Structured figure records:
+--
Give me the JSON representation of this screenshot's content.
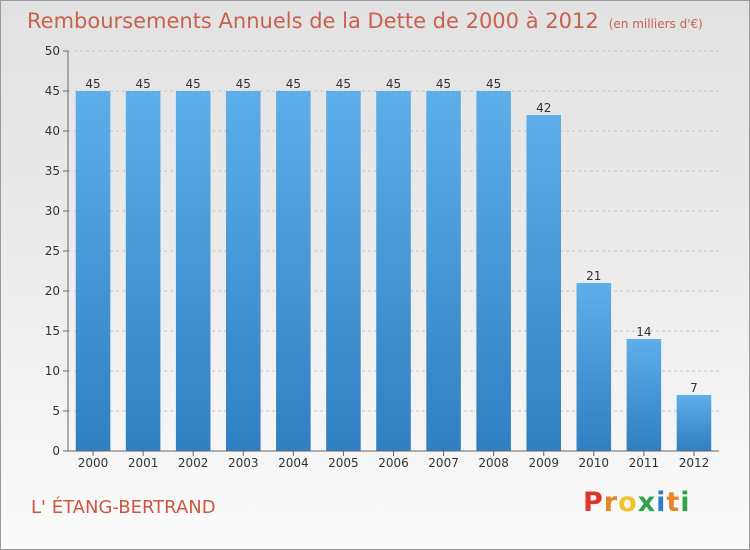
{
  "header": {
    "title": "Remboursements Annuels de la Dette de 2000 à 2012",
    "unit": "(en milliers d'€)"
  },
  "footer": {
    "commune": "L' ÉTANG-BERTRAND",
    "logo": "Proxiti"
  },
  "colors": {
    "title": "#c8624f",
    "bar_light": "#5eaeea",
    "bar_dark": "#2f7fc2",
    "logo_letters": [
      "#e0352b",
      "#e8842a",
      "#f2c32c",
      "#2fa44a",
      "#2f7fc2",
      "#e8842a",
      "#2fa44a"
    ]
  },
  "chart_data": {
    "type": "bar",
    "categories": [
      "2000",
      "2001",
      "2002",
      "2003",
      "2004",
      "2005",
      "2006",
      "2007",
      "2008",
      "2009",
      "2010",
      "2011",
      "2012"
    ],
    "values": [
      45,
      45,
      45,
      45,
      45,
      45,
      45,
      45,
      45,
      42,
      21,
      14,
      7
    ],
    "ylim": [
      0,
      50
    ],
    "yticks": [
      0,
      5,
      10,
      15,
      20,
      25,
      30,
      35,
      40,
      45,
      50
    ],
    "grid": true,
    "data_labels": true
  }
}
+--
### Aim of the exercise
Repeat each record exactly as shown above, dropping all images.

### Exercise solution
Give me the JSON representation of this screenshot's content.
{
  "header": {
    "title": "Remboursements Annuels de la Dette de 2000 à 2012",
    "unit": "(en milliers d'€)"
  },
  "footer": {
    "commune": "L' ÉTANG-BERTRAND",
    "logo": "Proxiti"
  },
  "colors": {
    "title": "#c8624f",
    "bar_light": "#5eaeea",
    "bar_dark": "#2f7fc2",
    "logo_letters": [
      "#e0352b",
      "#e8842a",
      "#f2c32c",
      "#2fa44a",
      "#2f7fc2",
      "#e8842a",
      "#2fa44a"
    ]
  },
  "chart_data": {
    "type": "bar",
    "categories": [
      "2000",
      "2001",
      "2002",
      "2003",
      "2004",
      "2005",
      "2006",
      "2007",
      "2008",
      "2009",
      "2010",
      "2011",
      "2012"
    ],
    "values": [
      45,
      45,
      45,
      45,
      45,
      45,
      45,
      45,
      45,
      42,
      21,
      14,
      7
    ],
    "ylim": [
      0,
      50
    ],
    "yticks": [
      0,
      5,
      10,
      15,
      20,
      25,
      30,
      35,
      40,
      45,
      50
    ],
    "grid": true,
    "data_labels": true
  }
}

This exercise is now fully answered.